Dataset entries
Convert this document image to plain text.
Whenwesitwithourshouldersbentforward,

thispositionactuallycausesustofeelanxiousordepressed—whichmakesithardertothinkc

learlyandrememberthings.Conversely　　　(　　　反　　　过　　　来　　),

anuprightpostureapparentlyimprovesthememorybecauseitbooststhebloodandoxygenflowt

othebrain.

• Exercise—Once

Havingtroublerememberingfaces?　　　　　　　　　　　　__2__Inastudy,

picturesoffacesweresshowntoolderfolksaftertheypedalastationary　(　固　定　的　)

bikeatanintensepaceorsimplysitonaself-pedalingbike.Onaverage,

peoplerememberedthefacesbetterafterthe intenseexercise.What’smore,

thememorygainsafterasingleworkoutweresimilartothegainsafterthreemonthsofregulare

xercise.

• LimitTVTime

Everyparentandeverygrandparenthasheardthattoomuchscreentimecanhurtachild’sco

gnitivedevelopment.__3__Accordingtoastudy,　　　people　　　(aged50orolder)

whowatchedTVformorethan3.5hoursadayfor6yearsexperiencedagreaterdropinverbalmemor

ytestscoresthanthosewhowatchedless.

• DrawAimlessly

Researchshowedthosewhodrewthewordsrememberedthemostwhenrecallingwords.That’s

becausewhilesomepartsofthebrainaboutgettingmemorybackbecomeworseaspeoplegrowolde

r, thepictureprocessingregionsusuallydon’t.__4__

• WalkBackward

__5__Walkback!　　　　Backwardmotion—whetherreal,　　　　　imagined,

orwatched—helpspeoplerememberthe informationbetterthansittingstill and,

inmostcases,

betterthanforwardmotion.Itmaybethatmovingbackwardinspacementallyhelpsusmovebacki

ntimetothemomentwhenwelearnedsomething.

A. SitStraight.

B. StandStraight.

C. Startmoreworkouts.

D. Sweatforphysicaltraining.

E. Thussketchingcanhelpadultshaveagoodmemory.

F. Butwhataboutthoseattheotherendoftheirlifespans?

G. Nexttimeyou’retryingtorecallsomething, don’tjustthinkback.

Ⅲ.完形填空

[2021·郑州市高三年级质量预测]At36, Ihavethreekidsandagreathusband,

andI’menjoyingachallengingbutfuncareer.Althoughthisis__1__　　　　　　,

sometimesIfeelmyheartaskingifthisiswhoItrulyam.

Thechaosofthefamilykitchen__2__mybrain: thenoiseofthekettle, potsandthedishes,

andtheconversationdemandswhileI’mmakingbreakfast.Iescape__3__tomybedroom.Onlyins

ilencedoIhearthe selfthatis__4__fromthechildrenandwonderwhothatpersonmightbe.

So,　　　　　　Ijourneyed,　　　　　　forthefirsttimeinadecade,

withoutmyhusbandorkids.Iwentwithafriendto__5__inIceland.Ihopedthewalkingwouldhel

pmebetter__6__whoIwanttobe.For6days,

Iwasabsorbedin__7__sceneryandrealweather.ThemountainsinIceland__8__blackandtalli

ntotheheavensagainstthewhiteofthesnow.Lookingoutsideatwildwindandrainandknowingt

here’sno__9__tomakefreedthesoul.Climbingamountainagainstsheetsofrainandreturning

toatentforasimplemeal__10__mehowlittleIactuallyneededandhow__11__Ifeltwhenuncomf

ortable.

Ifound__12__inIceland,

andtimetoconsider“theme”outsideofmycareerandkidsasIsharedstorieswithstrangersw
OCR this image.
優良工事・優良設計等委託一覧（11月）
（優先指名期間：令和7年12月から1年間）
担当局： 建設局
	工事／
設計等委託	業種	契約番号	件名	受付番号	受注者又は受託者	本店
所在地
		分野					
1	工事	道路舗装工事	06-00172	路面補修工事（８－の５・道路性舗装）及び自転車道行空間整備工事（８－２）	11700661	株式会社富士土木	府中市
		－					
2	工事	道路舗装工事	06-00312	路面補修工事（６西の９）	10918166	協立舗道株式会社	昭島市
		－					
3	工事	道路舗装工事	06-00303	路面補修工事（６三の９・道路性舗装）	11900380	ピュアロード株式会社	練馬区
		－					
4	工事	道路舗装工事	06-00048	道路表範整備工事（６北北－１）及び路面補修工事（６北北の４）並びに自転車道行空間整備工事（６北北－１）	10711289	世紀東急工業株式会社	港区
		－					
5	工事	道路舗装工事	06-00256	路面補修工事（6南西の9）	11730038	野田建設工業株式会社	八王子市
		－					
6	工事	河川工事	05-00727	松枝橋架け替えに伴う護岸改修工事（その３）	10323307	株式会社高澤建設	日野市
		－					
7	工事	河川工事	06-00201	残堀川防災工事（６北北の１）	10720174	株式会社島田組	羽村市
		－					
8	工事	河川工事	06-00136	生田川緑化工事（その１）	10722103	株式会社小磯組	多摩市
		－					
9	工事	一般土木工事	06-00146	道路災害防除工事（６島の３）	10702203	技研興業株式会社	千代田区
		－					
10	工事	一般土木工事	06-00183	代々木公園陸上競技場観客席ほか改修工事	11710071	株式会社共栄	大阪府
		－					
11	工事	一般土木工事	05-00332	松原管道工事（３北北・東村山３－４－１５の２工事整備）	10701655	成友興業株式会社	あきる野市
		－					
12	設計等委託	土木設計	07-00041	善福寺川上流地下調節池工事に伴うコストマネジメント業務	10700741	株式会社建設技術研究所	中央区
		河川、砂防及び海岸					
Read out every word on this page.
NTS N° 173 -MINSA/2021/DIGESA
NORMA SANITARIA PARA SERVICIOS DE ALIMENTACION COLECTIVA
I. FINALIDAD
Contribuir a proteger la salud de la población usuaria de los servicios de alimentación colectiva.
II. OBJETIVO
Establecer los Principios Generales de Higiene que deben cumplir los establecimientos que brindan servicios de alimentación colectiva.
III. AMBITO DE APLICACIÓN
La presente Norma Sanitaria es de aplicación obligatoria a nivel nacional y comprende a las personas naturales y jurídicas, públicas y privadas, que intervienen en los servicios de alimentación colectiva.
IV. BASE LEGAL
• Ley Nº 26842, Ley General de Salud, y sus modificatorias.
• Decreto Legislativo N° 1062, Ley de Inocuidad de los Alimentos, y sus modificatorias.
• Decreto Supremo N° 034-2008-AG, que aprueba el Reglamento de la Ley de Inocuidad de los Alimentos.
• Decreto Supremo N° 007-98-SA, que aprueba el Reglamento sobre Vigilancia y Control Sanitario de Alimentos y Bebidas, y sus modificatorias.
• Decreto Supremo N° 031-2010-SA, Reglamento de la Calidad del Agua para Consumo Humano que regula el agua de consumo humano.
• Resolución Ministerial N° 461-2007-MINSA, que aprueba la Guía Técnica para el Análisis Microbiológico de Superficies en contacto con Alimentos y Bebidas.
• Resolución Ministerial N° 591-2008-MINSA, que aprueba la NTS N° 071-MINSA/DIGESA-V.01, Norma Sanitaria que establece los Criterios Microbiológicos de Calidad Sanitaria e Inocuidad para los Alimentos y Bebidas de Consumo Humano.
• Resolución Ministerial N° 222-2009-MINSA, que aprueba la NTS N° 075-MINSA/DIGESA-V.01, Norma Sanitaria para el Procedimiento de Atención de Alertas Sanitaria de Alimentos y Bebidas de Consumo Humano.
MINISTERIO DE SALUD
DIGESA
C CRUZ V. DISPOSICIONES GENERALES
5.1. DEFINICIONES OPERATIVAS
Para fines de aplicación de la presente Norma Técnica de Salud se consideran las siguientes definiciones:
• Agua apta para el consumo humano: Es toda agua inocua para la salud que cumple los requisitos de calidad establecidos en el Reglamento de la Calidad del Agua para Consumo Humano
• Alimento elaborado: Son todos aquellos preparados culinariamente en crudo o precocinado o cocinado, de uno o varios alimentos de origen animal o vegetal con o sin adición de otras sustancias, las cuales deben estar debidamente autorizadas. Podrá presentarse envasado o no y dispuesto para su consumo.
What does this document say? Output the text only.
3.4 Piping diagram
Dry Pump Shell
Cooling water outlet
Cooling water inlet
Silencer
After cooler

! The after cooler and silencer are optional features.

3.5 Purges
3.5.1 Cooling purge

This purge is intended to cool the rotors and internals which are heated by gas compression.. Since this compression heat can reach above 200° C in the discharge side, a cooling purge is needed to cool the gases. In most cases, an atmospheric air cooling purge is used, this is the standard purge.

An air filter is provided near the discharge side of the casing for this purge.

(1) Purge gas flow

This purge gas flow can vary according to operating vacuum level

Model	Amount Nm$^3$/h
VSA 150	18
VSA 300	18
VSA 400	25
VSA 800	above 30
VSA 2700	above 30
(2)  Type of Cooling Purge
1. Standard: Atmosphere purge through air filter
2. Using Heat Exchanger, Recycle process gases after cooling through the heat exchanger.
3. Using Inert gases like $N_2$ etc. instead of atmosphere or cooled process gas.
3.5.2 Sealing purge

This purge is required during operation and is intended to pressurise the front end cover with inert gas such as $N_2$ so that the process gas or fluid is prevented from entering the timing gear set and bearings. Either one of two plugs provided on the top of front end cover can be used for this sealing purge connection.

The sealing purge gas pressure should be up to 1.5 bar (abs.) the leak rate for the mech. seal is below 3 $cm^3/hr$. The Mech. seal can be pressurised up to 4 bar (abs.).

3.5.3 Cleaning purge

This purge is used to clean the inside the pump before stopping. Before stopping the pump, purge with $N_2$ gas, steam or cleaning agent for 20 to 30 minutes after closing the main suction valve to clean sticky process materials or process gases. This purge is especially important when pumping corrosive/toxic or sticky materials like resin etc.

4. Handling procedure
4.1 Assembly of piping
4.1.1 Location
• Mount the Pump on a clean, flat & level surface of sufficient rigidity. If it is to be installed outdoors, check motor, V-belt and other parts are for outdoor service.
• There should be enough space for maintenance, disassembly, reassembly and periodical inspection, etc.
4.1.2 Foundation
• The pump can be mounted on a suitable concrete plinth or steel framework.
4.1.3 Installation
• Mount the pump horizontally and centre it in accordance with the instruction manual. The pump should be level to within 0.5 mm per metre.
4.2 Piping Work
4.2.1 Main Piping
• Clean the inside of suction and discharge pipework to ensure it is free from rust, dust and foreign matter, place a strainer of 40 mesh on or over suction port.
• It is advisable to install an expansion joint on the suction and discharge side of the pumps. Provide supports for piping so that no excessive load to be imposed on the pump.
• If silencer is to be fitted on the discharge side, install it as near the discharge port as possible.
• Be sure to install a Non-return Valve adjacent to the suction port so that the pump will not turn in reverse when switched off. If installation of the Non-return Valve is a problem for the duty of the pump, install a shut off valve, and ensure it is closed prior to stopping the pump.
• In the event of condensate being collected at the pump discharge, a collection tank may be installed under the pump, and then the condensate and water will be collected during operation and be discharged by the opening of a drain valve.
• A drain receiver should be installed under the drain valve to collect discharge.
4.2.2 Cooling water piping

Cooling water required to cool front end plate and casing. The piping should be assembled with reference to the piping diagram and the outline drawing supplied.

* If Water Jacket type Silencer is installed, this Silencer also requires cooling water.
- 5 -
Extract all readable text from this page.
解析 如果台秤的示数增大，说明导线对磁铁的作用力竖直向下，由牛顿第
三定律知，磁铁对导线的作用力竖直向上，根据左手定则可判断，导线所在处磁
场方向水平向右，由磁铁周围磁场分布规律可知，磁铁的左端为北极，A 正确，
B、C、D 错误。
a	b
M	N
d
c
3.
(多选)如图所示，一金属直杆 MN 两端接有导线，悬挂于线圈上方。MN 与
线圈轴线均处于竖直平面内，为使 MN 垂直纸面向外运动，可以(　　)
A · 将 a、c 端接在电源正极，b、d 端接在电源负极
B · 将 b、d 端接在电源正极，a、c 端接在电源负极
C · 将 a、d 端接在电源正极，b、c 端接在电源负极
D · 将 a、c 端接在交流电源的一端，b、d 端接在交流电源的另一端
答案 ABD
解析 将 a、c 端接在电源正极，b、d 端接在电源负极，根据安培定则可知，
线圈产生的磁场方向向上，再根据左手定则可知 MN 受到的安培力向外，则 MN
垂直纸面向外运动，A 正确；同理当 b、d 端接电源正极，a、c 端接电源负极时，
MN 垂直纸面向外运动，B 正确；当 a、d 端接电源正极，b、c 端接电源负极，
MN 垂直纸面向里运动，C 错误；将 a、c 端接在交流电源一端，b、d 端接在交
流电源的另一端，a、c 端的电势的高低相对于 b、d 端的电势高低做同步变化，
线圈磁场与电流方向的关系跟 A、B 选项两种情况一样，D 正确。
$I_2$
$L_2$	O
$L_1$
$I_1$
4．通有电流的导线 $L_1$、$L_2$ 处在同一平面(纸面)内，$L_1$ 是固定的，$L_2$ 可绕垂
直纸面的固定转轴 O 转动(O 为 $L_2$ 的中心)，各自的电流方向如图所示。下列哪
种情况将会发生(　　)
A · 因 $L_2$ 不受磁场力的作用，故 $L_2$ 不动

__Written problem__. Search the records for the word "modificatorias". Copy every line that has it.

__Solution to this task__.
• Ley Nº 26842, Ley General de Salud, y sus modificatorias.
• Decreto Legislativo N° 1062, Ley de Inocuidad de los Alimentos, y sus modificatorias.
• Decreto Supremo N° 007-98-SA, que aprueba el Reglamento sobre Vigilancia y Control Sanitario de Alimentos y Bebidas, y sus modificatorias.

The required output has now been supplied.